Description of the task ::
Your task is to extract every line from the material below exactly.

Records for the task ::
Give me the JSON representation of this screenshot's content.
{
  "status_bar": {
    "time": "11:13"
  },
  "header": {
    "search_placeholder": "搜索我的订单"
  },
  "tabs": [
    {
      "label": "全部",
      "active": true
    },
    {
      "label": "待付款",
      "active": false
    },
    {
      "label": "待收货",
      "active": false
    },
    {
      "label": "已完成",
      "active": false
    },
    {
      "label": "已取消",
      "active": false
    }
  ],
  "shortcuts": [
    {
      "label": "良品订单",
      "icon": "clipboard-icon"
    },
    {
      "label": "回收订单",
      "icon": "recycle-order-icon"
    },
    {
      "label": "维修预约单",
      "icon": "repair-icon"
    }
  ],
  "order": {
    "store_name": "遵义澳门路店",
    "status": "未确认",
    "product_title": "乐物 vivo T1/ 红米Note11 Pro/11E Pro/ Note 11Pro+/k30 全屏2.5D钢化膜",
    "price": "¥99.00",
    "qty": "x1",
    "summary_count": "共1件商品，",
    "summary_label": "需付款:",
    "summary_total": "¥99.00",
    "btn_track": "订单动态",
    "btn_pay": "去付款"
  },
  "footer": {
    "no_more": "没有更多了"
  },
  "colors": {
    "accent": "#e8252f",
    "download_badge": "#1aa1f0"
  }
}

Full solution ::
Give me the JSON representation of this screenshot's content.
{
  "status_bar": {
    "time": "11:13"
  },
  "header": {
    "search_placeholder": "搜索我的订单"
  },
  "tabs": [
    {
      "label": "全部",
      "active": true
    },
    {
      "label": "待付款",
      "active": false
    },
    {
      "label": "待收货",
      "active": false
    },
    {
      "label": "已完成",
      "active": false
    },
    {
      "label": "已取消",
      "active": false
    }
  ],
  "shortcuts": [
    {
      "label": "良品订单",
      "icon": "clipboard-icon"
    },
    {
      "label": "回收订单",
      "icon": "recycle-order-icon"
    },
    {
      "label": "维修预约单",
      "icon": "repair-icon"
    }
  ],
  "order": {
    "store_name": "遵义澳门路店",
    "status": "未确认",
    "product_title": "乐物 vivo T1/ 红米Note11 Pro/11E Pro/ Note 11Pro+/k30 全屏2.5D钢化膜",
    "price": "¥99.00",
    "qty": "x1",
    "summary_count": "共1件商品，",
    "summary_label": "需付款:",
    "summary_total": "¥99.00",
    "btn_track": "订单动态",
    "btn_pay": "去付款"
  },
  "footer": {
    "no_more": "没有更多了"
  },
  "colors": {
    "accent": "#e8252f",
    "download_badge": "#1aa1f0"
  }
}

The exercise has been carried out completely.